## DATA ENTRIES:
========================================

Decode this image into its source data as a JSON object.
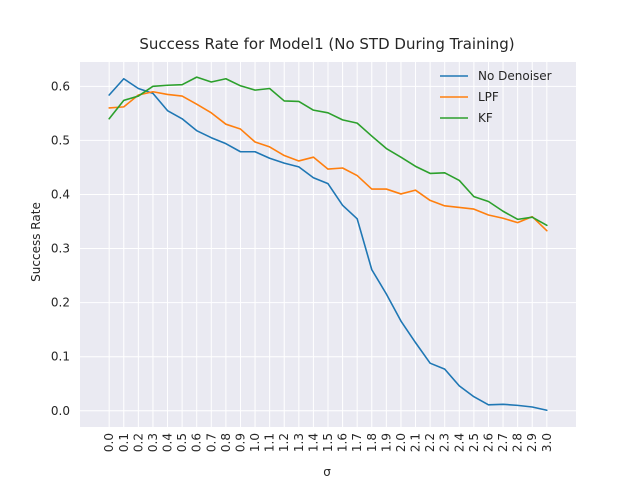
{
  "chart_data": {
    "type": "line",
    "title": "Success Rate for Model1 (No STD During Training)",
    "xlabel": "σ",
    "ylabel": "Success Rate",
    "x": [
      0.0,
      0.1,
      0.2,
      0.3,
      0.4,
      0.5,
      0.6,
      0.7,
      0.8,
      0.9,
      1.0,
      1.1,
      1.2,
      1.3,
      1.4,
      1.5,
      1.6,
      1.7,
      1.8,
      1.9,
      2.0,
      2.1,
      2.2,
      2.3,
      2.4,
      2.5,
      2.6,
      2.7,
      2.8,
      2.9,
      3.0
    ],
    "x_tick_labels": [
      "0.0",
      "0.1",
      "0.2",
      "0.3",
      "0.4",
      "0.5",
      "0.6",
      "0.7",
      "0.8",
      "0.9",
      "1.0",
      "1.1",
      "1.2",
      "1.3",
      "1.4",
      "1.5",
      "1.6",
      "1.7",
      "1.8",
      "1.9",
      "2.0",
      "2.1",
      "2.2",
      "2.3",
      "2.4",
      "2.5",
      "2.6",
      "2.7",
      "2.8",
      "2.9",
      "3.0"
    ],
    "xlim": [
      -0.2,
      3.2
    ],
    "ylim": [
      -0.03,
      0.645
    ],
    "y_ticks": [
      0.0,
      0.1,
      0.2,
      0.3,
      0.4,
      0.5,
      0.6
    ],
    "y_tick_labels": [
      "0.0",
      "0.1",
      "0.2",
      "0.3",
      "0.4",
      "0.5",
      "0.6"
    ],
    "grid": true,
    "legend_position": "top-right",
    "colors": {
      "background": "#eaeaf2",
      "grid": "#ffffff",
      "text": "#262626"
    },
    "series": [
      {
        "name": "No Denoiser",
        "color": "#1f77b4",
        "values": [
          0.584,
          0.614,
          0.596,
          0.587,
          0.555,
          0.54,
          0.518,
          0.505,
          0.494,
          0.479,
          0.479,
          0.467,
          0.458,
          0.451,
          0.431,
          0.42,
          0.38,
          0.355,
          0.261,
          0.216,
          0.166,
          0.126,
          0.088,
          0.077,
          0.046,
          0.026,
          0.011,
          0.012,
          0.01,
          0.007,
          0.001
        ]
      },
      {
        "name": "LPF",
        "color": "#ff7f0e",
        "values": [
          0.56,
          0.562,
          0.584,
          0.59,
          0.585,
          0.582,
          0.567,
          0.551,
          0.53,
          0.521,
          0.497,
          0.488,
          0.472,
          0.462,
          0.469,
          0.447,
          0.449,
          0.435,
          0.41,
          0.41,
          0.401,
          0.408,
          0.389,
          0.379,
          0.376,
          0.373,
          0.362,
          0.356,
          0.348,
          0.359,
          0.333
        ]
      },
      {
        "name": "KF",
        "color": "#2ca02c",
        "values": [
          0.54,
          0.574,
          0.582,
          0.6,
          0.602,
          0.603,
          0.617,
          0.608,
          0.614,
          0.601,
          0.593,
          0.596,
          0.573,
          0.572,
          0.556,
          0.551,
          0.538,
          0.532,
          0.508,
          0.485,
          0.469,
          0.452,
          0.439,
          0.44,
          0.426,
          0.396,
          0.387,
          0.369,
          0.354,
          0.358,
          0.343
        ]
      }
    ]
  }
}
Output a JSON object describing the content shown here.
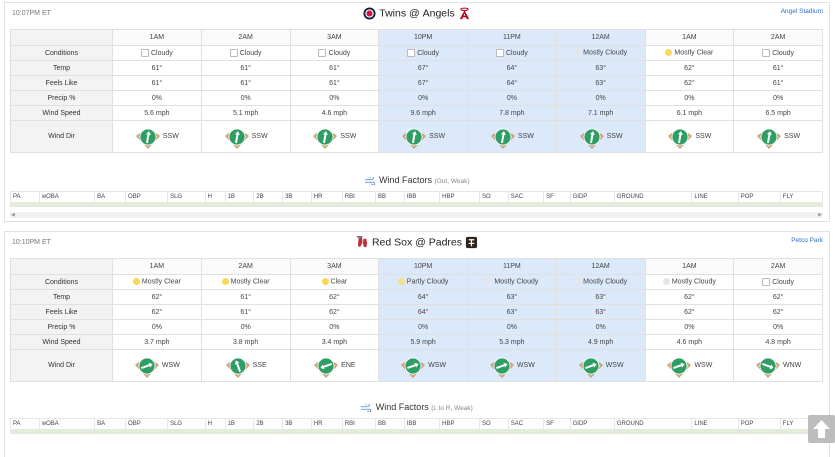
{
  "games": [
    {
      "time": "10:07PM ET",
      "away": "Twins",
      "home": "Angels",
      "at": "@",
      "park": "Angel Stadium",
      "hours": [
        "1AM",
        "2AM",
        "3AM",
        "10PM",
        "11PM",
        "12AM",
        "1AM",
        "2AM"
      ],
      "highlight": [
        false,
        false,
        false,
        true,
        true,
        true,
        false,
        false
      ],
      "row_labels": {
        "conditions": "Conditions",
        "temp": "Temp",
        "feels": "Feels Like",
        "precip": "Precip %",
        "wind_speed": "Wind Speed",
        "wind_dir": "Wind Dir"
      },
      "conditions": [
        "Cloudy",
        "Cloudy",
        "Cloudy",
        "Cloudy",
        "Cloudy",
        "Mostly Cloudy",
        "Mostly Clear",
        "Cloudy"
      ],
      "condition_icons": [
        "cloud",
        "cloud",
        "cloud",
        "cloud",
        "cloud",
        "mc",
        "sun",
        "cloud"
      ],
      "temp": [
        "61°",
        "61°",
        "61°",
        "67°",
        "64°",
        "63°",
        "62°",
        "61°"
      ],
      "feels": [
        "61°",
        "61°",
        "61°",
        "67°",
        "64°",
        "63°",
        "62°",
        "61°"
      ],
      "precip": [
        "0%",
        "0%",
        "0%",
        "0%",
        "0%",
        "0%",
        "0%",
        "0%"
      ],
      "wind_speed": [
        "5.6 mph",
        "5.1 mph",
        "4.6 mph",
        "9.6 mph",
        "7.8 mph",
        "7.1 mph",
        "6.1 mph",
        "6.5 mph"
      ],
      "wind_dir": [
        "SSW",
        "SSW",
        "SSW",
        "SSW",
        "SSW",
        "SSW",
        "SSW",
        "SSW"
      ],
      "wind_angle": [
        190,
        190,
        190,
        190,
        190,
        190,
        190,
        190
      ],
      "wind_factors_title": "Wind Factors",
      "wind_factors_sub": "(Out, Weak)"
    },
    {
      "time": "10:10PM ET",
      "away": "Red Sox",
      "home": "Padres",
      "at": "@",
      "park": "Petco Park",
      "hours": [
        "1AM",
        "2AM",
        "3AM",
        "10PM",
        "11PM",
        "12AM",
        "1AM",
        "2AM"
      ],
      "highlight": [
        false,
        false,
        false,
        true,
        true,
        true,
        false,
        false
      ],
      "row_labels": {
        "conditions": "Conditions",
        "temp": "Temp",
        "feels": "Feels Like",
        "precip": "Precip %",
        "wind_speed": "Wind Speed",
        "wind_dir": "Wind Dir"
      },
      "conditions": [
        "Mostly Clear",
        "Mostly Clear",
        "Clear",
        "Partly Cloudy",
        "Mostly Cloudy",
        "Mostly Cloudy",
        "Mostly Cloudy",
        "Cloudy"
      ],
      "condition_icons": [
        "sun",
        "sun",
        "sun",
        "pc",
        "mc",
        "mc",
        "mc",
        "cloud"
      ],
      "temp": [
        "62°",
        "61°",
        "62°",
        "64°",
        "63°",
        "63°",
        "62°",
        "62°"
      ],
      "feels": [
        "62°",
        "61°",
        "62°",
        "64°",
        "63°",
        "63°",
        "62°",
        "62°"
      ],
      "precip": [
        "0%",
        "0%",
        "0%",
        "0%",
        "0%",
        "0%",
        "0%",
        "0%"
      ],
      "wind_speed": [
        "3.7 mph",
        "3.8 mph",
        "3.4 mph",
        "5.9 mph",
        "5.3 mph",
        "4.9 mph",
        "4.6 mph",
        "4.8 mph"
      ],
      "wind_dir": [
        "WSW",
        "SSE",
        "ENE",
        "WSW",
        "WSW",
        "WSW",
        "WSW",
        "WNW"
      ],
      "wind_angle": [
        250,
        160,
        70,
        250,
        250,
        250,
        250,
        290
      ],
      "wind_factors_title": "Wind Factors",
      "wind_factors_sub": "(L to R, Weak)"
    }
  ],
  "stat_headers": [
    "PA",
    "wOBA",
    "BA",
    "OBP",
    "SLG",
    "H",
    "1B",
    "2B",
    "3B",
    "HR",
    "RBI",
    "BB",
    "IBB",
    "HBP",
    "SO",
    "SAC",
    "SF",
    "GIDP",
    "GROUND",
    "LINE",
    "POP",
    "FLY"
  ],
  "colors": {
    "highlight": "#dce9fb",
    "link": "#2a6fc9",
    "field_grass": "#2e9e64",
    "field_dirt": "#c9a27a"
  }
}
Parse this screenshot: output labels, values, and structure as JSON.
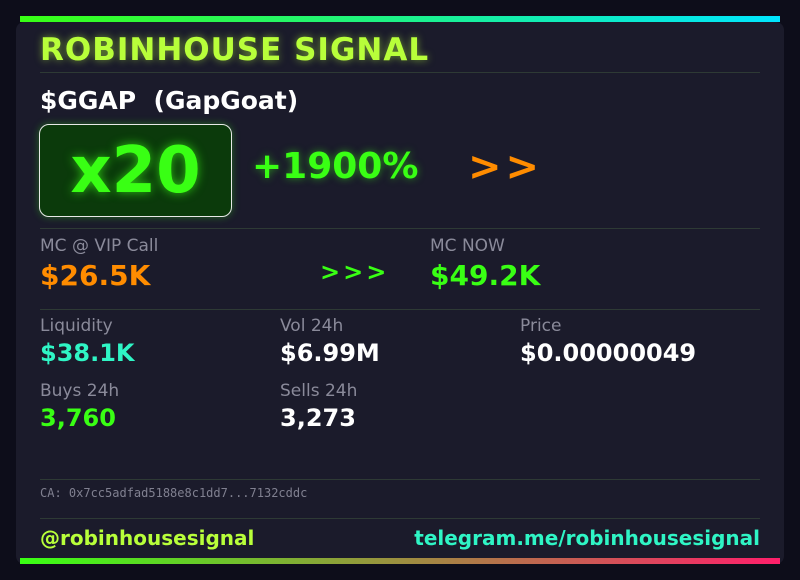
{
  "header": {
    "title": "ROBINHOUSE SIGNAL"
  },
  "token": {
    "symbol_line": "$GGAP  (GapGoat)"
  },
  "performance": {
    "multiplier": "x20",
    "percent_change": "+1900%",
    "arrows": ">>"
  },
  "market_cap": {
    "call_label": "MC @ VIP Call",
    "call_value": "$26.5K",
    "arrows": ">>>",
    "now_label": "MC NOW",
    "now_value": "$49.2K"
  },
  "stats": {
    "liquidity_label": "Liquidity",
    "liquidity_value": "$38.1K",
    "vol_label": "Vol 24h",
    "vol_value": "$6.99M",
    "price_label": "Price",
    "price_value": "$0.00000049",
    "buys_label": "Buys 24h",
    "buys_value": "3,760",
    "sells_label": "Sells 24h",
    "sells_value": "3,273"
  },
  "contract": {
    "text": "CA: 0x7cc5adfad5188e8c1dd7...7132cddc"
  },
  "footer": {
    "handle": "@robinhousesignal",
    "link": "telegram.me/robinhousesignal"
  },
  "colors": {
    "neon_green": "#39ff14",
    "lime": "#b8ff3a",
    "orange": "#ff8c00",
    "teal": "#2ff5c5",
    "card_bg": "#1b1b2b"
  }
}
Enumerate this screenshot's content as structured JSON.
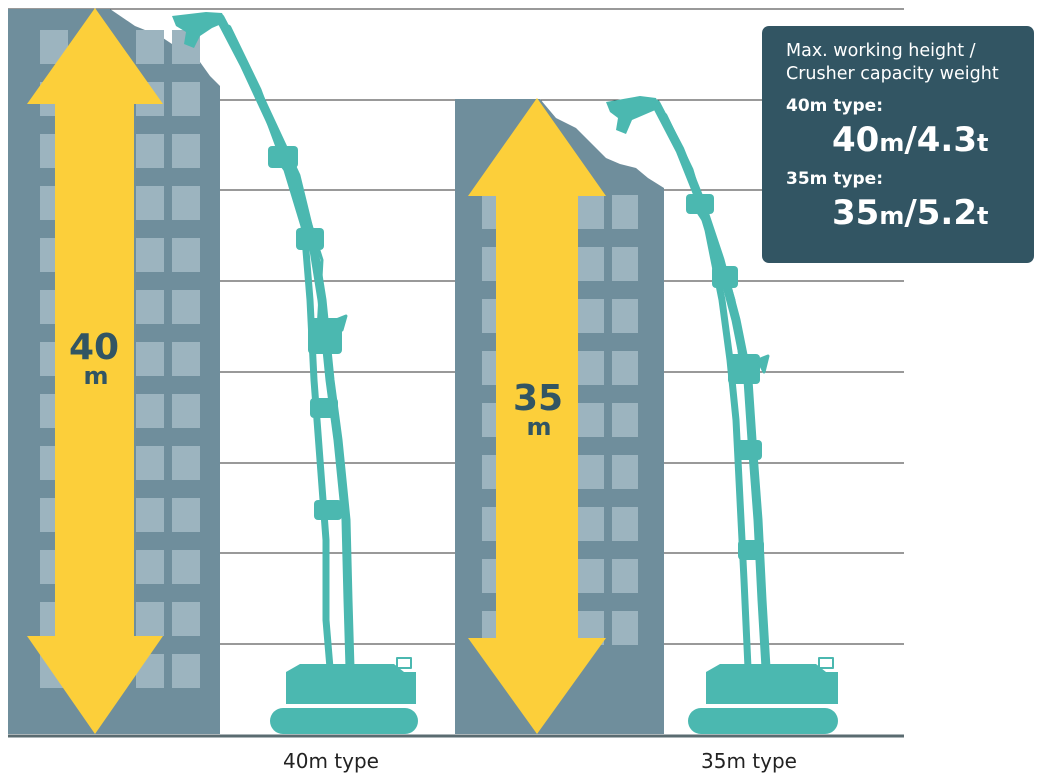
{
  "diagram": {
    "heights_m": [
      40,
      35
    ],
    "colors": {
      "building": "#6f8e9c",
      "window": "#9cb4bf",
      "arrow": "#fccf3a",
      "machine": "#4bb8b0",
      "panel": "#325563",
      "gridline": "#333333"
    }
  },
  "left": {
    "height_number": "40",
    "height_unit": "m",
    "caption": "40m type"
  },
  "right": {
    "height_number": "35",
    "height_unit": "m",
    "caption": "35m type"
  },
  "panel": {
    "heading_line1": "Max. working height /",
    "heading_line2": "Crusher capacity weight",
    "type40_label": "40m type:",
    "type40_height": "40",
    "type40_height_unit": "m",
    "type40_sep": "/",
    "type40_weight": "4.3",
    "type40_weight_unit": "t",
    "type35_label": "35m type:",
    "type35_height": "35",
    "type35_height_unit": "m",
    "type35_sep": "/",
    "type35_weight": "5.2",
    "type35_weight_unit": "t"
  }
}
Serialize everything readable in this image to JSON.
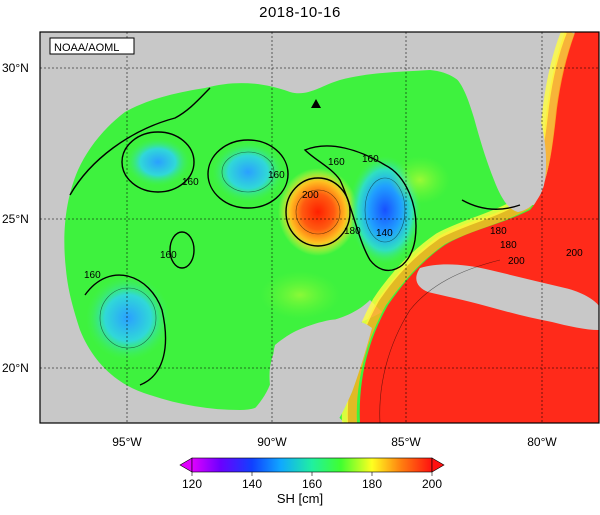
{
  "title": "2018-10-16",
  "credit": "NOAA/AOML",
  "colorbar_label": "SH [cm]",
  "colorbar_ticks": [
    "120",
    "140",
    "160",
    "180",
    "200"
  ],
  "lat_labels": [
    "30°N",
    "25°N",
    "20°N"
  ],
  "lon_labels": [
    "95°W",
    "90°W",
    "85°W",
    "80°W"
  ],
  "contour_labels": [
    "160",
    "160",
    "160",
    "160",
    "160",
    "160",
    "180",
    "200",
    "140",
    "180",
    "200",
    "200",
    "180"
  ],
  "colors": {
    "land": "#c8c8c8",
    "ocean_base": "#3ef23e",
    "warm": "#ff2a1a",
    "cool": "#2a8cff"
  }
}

========================================

## WRITTEN REQUEST:
Repeat the lines of the records verbatim, starting at the line containing "Serialize everything readable" and stopping after the final line. Images stay out.

## COMPLETE OUTPUT:
Serialize everything readable in this image to JSON.
{
  "title": "2018-10-16",
  "credit": "NOAA/AOML",
  "colorbar_label": "SH [cm]",
  "colorbar_ticks": [
    "120",
    "140",
    "160",
    "180",
    "200"
  ],
  "lat_labels": [
    "30°N",
    "25°N",
    "20°N"
  ],
  "lon_labels": [
    "95°W",
    "90°W",
    "85°W",
    "80°W"
  ],
  "contour_labels": [
    "160",
    "160",
    "160",
    "160",
    "160",
    "160",
    "180",
    "200",
    "140",
    "180",
    "200",
    "200",
    "180"
  ],
  "colors": {
    "land": "#c8c8c8",
    "ocean_base": "#3ef23e",
    "warm": "#ff2a1a",
    "cool": "#2a8cff"
  }
}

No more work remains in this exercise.